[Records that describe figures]
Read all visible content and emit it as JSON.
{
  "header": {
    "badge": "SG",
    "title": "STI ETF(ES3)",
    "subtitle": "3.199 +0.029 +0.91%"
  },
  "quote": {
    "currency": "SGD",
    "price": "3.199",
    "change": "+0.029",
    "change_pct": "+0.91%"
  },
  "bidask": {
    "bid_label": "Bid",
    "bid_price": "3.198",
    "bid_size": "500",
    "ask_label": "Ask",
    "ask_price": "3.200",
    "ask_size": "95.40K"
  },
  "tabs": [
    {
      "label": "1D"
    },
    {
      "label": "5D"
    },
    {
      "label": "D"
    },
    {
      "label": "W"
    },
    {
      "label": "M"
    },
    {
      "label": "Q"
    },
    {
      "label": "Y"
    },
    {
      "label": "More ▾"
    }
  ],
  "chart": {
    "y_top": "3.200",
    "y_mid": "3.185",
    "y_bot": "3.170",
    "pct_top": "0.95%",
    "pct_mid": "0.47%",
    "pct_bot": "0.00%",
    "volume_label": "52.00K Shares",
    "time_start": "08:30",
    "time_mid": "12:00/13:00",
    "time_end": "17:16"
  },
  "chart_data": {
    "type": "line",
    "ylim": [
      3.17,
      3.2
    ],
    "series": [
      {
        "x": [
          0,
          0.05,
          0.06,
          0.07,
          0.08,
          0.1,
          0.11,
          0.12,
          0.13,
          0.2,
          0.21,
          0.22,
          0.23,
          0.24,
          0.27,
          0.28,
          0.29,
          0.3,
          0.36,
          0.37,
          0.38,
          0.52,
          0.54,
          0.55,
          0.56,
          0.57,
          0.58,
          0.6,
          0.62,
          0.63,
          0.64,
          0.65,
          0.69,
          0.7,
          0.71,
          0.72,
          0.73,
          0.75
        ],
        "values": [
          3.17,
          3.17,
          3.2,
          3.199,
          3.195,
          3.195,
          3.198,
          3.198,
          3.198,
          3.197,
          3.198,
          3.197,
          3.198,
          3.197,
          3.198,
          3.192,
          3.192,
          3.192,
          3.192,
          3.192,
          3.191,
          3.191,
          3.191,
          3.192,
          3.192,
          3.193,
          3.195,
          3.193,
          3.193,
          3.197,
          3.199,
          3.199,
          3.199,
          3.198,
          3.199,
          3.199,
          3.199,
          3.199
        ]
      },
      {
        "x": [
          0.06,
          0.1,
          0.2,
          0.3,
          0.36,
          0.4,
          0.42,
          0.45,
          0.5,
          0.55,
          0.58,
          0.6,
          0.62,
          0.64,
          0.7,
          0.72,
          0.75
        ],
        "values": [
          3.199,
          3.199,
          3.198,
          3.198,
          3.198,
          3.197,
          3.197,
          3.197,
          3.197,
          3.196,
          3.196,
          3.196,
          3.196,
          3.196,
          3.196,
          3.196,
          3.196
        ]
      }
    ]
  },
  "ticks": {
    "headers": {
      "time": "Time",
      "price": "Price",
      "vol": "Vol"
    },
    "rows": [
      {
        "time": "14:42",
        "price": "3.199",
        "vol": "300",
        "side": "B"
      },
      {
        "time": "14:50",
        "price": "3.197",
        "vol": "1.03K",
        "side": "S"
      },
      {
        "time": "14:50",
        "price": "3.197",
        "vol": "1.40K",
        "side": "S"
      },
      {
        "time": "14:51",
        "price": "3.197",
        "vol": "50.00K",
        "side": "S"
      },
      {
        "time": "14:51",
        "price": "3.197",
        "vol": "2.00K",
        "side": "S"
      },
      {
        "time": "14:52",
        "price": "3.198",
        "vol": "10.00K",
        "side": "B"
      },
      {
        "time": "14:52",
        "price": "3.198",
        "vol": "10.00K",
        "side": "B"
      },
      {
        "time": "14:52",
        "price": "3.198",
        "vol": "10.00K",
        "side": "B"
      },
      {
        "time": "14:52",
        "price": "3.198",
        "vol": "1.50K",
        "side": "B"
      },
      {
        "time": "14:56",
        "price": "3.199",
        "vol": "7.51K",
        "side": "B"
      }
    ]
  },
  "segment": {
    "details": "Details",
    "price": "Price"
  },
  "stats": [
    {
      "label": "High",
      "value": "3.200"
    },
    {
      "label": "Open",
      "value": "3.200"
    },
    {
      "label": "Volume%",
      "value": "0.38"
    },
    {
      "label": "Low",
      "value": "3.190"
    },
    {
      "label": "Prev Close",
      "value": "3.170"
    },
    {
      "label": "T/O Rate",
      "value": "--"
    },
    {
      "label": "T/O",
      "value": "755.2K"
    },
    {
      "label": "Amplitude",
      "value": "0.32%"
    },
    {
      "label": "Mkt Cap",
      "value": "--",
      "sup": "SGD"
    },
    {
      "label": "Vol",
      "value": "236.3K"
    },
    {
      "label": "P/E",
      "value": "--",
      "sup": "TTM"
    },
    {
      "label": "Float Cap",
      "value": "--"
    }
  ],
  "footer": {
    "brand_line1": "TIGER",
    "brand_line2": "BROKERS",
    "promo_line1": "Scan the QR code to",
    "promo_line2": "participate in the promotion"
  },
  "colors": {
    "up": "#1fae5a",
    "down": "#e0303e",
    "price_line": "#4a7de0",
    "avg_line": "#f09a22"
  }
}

What needs to be done:
Set out the complete listing exactly as shown.

Answer:
Read all visible content and emit it as JSON.
{
  "header": {
    "badge": "SG",
    "title": "STI ETF(ES3)",
    "subtitle": "3.199 +0.029 +0.91%"
  },
  "quote": {
    "currency": "SGD",
    "price": "3.199",
    "change": "+0.029",
    "change_pct": "+0.91%"
  },
  "bidask": {
    "bid_label": "Bid",
    "bid_price": "3.198",
    "bid_size": "500",
    "ask_label": "Ask",
    "ask_price": "3.200",
    "ask_size": "95.40K"
  },
  "tabs": [
    {
      "label": "1D"
    },
    {
      "label": "5D"
    },
    {
      "label": "D"
    },
    {
      "label": "W"
    },
    {
      "label": "M"
    },
    {
      "label": "Q"
    },
    {
      "label": "Y"
    },
    {
      "label": "More ▾"
    }
  ],
  "chart": {
    "y_top": "3.200",
    "y_mid": "3.185",
    "y_bot": "3.170",
    "pct_top": "0.95%",
    "pct_mid": "0.47%",
    "pct_bot": "0.00%",
    "volume_label": "52.00K Shares",
    "time_start": "08:30",
    "time_mid": "12:00/13:00",
    "time_end": "17:16"
  },
  "chart_data": {
    "type": "line",
    "ylim": [
      3.17,
      3.2
    ],
    "series": [
      {
        "x": [
          0,
          0.05,
          0.06,
          0.07,
          0.08,
          0.1,
          0.11,
          0.12,
          0.13,
          0.2,
          0.21,
          0.22,
          0.23,
          0.24,
          0.27,
          0.28,
          0.29,
          0.3,
          0.36,
          0.37,
          0.38,
          0.52,
          0.54,
          0.55,
          0.56,
          0.57,
          0.58,
          0.6,
          0.62,
          0.63,
          0.64,
          0.65,
          0.69,
          0.7,
          0.71,
          0.72,
          0.73,
          0.75
        ],
        "values": [
          3.17,
          3.17,
          3.2,
          3.199,
          3.195,
          3.195,
          3.198,
          3.198,
          3.198,
          3.197,
          3.198,
          3.197,
          3.198,
          3.197,
          3.198,
          3.192,
          3.192,
          3.192,
          3.192,
          3.192,
          3.191,
          3.191,
          3.191,
          3.192,
          3.192,
          3.193,
          3.195,
          3.193,
          3.193,
          3.197,
          3.199,
          3.199,
          3.199,
          3.198,
          3.199,
          3.199,
          3.199,
          3.199
        ]
      },
      {
        "x": [
          0.06,
          0.1,
          0.2,
          0.3,
          0.36,
          0.4,
          0.42,
          0.45,
          0.5,
          0.55,
          0.58,
          0.6,
          0.62,
          0.64,
          0.7,
          0.72,
          0.75
        ],
        "values": [
          3.199,
          3.199,
          3.198,
          3.198,
          3.198,
          3.197,
          3.197,
          3.197,
          3.197,
          3.196,
          3.196,
          3.196,
          3.196,
          3.196,
          3.196,
          3.196,
          3.196
        ]
      }
    ]
  },
  "ticks": {
    "headers": {
      "time": "Time",
      "price": "Price",
      "vol": "Vol"
    },
    "rows": [
      {
        "time": "14:42",
        "price": "3.199",
        "vol": "300",
        "side": "B"
      },
      {
        "time": "14:50",
        "price": "3.197",
        "vol": "1.03K",
        "side": "S"
      },
      {
        "time": "14:50",
        "price": "3.197",
        "vol": "1.40K",
        "side": "S"
      },
      {
        "time": "14:51",
        "price": "3.197",
        "vol": "50.00K",
        "side": "S"
      },
      {
        "time": "14:51",
        "price": "3.197",
        "vol": "2.00K",
        "side": "S"
      },
      {
        "time": "14:52",
        "price": "3.198",
        "vol": "10.00K",
        "side": "B"
      },
      {
        "time": "14:52",
        "price": "3.198",
        "vol": "10.00K",
        "side": "B"
      },
      {
        "time": "14:52",
        "price": "3.198",
        "vol": "10.00K",
        "side": "B"
      },
      {
        "time": "14:52",
        "price": "3.198",
        "vol": "1.50K",
        "side": "B"
      },
      {
        "time": "14:56",
        "price": "3.199",
        "vol": "7.51K",
        "side": "B"
      }
    ]
  },
  "segment": {
    "details": "Details",
    "price": "Price"
  },
  "stats": [
    {
      "label": "High",
      "value": "3.200"
    },
    {
      "label": "Open",
      "value": "3.200"
    },
    {
      "label": "Volume%",
      "value": "0.38"
    },
    {
      "label": "Low",
      "value": "3.190"
    },
    {
      "label": "Prev Close",
      "value": "3.170"
    },
    {
      "label": "T/O Rate",
      "value": "--"
    },
    {
      "label": "T/O",
      "value": "755.2K"
    },
    {
      "label": "Amplitude",
      "value": "0.32%"
    },
    {
      "label": "Mkt Cap",
      "value": "--",
      "sup": "SGD"
    },
    {
      "label": "Vol",
      "value": "236.3K"
    },
    {
      "label": "P/E",
      "value": "--",
      "sup": "TTM"
    },
    {
      "label": "Float Cap",
      "value": "--"
    }
  ],
  "footer": {
    "brand_line1": "TIGER",
    "brand_line2": "BROKERS",
    "promo_line1": "Scan the QR code to",
    "promo_line2": "participate in the promotion"
  },
  "colors": {
    "up": "#1fae5a",
    "down": "#e0303e",
    "price_line": "#4a7de0",
    "avg_line": "#f09a22"
  }
}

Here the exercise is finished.